• **Source data**
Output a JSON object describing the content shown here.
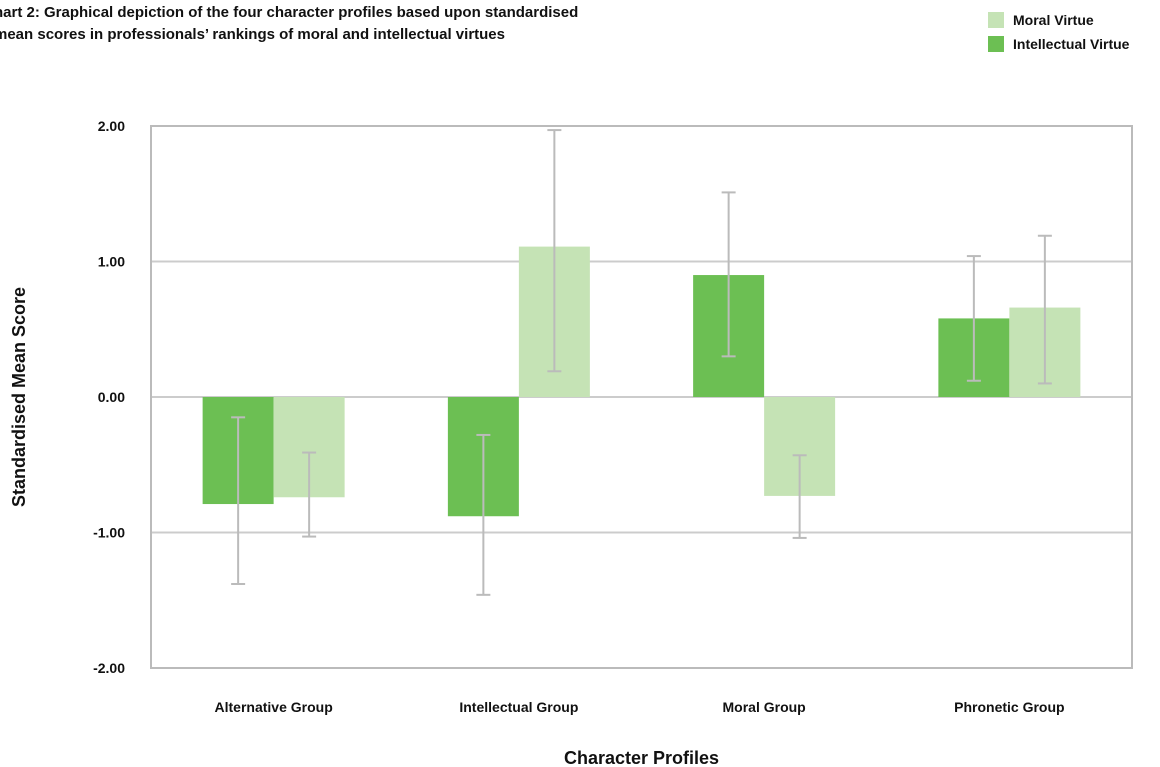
{
  "title_line1": "hart 2: Graphical depiction of the four character profiles based upon standardised",
  "title_line2": "mean scores in professionals’ rankings of moral and intellectual virtues",
  "legend": [
    {
      "label": "Moral Virtue",
      "color": "#c5e3b5"
    },
    {
      "label": "Intellectual Virtue",
      "color": "#6cbf53"
    }
  ],
  "chart_data": {
    "type": "bar",
    "categories": [
      "Alternative Group",
      "Intellectual Group",
      "Moral Group",
      "Phronetic Group"
    ],
    "series": [
      {
        "name": "Intellectual Virtue",
        "color": "#6cbf53",
        "values": [
          -0.79,
          -0.88,
          0.9,
          0.58
        ],
        "error_low": [
          -1.38,
          -1.46,
          0.3,
          0.12
        ],
        "error_high": [
          -0.15,
          -0.28,
          1.51,
          1.04
        ]
      },
      {
        "name": "Moral Virtue",
        "color": "#c5e3b5",
        "values": [
          -0.74,
          1.11,
          -0.73,
          0.66
        ],
        "error_low": [
          -1.03,
          0.19,
          -1.04,
          0.1
        ],
        "error_high": [
          -0.41,
          1.97,
          -0.43,
          1.19
        ]
      }
    ],
    "ylim": [
      -2.0,
      2.0
    ],
    "yticks": [
      "2.00",
      "1.00",
      "0.00",
      "-1.00",
      "-2.00"
    ],
    "ytick_values": [
      2,
      1,
      0,
      -1,
      -2
    ],
    "xlabel": "Character Profiles",
    "ylabel": "Standardised Mean Score",
    "grid": true,
    "error_bar_color": "#bbbbbb",
    "grid_color": "#cccccc"
  }
}
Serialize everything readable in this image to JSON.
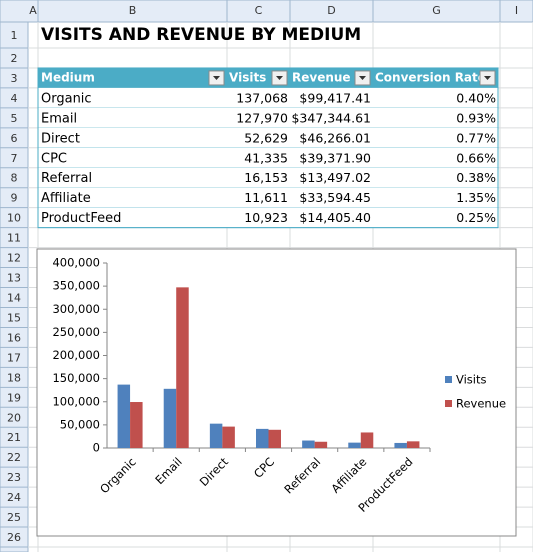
{
  "spreadsheet": {
    "columns": [
      "A",
      "B",
      "C",
      "D",
      "G",
      "I"
    ],
    "rows": [
      1,
      2,
      3,
      4,
      5,
      6,
      7,
      8,
      9,
      10,
      11,
      12,
      13,
      14,
      15,
      16,
      17,
      18,
      19,
      20,
      21,
      22,
      23,
      24,
      25,
      26
    ]
  },
  "title": "VISITS AND REVENUE BY MEDIUM",
  "table": {
    "header": [
      "Medium",
      "Visits",
      "Revenue",
      "Conversion Rate"
    ],
    "rows": [
      [
        "Organic",
        "137,068",
        "$99,417.41",
        "0.40%"
      ],
      [
        "Email",
        "127,970",
        "$347,344.61",
        "0.93%"
      ],
      [
        "Direct",
        "52,629",
        "$46,266.01",
        "0.77%"
      ],
      [
        "CPC",
        "41,335",
        "$39,371.90",
        "0.66%"
      ],
      [
        "Referral",
        "16,153",
        "$13,497.02",
        "0.38%"
      ],
      [
        "Affiliate",
        "11,611",
        "$33,594.45",
        "1.35%"
      ],
      [
        "ProductFeed",
        "10,923",
        "$14,405.40",
        "0.25%"
      ]
    ]
  },
  "chart_data": {
    "type": "bar",
    "categories": [
      "Organic",
      "Email",
      "Direct",
      "CPC",
      "Referral",
      "Affiliate",
      "ProductFeed"
    ],
    "series": [
      {
        "name": "Visits",
        "color": "#4f81bd",
        "values": [
          137068,
          127970,
          52629,
          41335,
          16153,
          11611,
          10923
        ]
      },
      {
        "name": "Revenue",
        "color": "#c0504d",
        "values": [
          99417.41,
          347344.61,
          46266.01,
          39371.9,
          13497.02,
          33594.45,
          14405.4
        ]
      }
    ],
    "ylim": [
      0,
      400000
    ],
    "yticks": [
      0,
      {
        "value": 50000,
        "label": "50,000"
      },
      {
        "value": 100000,
        "label": "100,000"
      },
      {
        "value": 150000,
        "label": "150,000"
      },
      {
        "value": 200000,
        "label": "200,000"
      },
      {
        "value": 250000,
        "label": "250,000"
      },
      {
        "value": 300000,
        "label": "300,000"
      },
      {
        "value": 350000,
        "label": "350,000"
      },
      {
        "value": 400000,
        "label": "400,000"
      }
    ],
    "grid": false,
    "legend": "right"
  }
}
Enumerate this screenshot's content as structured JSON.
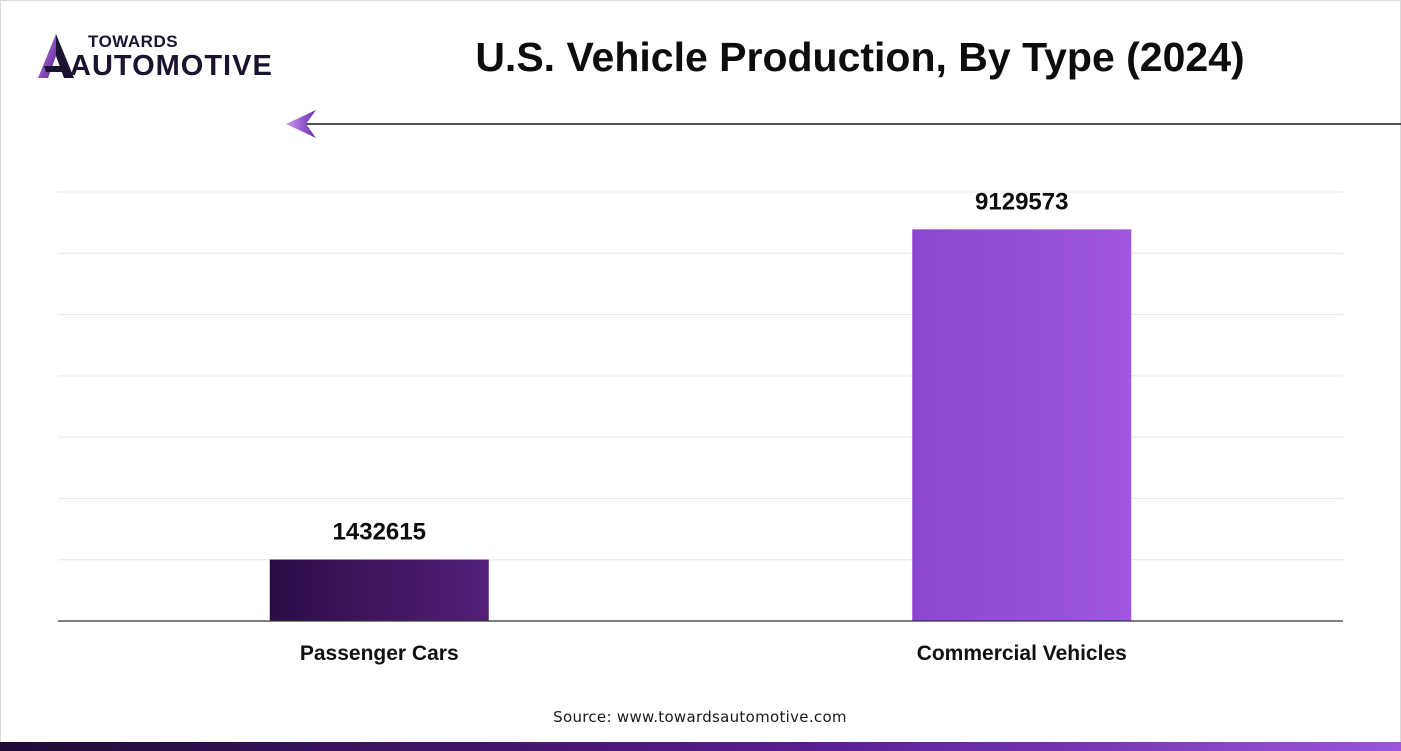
{
  "brand": {
    "line1": "TOWARDS",
    "line2": "AUTOMOTIVE",
    "icon": "logo-a-mark-icon"
  },
  "title": "U.S. Vehicle Production, By Type (2024)",
  "source": "Source: www.towardsautomotive.com",
  "colors": {
    "bar_dark_start": "#2a0c45",
    "bar_dark_end": "#54207a",
    "bar_light_start": "#8c47d0",
    "bar_light_end": "#9f57e2",
    "accent_arrow": "#8a3fd6",
    "gridline": "#e6e6e6"
  },
  "chart_data": {
    "type": "bar",
    "title": "U.S. Vehicle Production, By Type (2024)",
    "categories": [
      "Passenger Cars",
      "Commercial Vehicles"
    ],
    "values": [
      1432615,
      9129573
    ],
    "data_labels": [
      "1432615",
      "9129573"
    ],
    "xlabel": "",
    "ylabel": "",
    "ylim": [
      0,
      10000000
    ],
    "grid": true,
    "legend": "none"
  }
}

• **Requirement**
Answer with a single number: the count of lines holding the word "content".

• **Worked answer**
2